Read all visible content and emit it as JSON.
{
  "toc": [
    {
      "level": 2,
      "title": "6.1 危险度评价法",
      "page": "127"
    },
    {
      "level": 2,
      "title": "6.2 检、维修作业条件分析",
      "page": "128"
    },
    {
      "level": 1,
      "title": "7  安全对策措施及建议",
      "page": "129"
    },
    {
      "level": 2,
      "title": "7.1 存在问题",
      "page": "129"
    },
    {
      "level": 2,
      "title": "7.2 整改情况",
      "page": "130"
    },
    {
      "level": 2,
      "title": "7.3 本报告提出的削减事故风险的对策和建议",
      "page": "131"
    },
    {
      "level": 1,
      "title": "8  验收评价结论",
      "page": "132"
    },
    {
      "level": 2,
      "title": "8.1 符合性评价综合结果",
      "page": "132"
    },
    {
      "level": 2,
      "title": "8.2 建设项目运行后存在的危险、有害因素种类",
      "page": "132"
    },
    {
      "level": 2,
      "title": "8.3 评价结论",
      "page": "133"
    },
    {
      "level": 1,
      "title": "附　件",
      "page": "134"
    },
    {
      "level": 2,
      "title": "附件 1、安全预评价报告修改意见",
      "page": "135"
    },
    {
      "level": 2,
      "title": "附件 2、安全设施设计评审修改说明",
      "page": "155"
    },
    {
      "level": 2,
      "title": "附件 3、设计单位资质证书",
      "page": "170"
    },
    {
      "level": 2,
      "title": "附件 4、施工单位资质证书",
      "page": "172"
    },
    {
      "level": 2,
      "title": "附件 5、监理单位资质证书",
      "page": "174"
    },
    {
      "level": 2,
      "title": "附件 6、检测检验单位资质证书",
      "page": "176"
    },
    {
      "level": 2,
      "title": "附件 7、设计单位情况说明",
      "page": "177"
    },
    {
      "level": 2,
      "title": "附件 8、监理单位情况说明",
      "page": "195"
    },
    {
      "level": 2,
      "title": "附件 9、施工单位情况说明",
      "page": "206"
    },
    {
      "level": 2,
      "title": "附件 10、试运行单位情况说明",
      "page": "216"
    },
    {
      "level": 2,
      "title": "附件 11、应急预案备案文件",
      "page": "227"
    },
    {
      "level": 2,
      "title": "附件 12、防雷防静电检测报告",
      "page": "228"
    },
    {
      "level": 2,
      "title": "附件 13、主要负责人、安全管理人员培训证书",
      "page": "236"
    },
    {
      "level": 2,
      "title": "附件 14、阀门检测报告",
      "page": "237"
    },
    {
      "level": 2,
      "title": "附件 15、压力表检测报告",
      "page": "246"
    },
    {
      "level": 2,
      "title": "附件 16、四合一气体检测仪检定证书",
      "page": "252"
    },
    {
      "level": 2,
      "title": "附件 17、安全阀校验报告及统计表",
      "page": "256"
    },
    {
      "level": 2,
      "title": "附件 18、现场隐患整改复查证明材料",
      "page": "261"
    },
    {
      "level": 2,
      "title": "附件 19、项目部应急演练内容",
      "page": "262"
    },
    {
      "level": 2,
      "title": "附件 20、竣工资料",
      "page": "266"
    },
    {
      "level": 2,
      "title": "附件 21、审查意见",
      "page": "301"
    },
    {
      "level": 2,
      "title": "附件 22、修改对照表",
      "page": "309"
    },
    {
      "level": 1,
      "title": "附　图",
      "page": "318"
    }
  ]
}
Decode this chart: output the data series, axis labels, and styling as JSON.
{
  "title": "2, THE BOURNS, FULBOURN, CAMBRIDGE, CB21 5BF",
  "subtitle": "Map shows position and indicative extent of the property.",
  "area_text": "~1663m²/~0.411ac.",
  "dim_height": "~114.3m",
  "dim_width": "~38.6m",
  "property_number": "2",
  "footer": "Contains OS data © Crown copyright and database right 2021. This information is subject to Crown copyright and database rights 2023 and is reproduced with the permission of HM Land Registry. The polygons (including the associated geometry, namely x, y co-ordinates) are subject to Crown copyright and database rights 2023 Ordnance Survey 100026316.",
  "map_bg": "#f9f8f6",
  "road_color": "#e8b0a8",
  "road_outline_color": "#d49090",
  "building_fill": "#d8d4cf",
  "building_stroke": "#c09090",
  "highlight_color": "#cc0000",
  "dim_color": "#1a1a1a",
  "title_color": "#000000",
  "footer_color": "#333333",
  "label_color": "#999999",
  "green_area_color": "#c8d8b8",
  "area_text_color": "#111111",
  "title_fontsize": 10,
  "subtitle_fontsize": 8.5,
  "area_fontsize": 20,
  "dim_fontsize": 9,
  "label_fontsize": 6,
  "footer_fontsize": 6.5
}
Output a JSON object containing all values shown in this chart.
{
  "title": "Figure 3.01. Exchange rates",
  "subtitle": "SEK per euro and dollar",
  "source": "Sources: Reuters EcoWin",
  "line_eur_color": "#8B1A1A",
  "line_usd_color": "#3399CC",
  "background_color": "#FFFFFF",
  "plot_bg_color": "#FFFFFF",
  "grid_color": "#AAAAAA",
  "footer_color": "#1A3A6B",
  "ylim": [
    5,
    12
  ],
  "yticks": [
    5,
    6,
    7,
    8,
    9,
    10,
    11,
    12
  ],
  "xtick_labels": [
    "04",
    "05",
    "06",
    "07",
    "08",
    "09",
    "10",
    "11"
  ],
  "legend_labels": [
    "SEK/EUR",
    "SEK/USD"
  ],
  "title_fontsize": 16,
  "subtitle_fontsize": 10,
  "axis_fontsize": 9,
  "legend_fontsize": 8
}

_INSTRUCTIONS TO FOLLOW_
Give back exactly the lines that run from the line with "Output a JSON" through the close of the material, counting both ends, and nothing more.

_EXERCISE ANSWER_
Output a JSON object containing all values shown in this chart.
{
  "title": "Figure 3.01. Exchange rates",
  "subtitle": "SEK per euro and dollar",
  "source": "Sources: Reuters EcoWin",
  "line_eur_color": "#8B1A1A",
  "line_usd_color": "#3399CC",
  "background_color": "#FFFFFF",
  "plot_bg_color": "#FFFFFF",
  "grid_color": "#AAAAAA",
  "footer_color": "#1A3A6B",
  "ylim": [
    5,
    12
  ],
  "yticks": [
    5,
    6,
    7,
    8,
    9,
    10,
    11,
    12
  ],
  "xtick_labels": [
    "04",
    "05",
    "06",
    "07",
    "08",
    "09",
    "10",
    "11"
  ],
  "legend_labels": [
    "SEK/EUR",
    "SEK/USD"
  ],
  "title_fontsize": 16,
  "subtitle_fontsize": 10,
  "axis_fontsize": 9,
  "legend_fontsize": 8
}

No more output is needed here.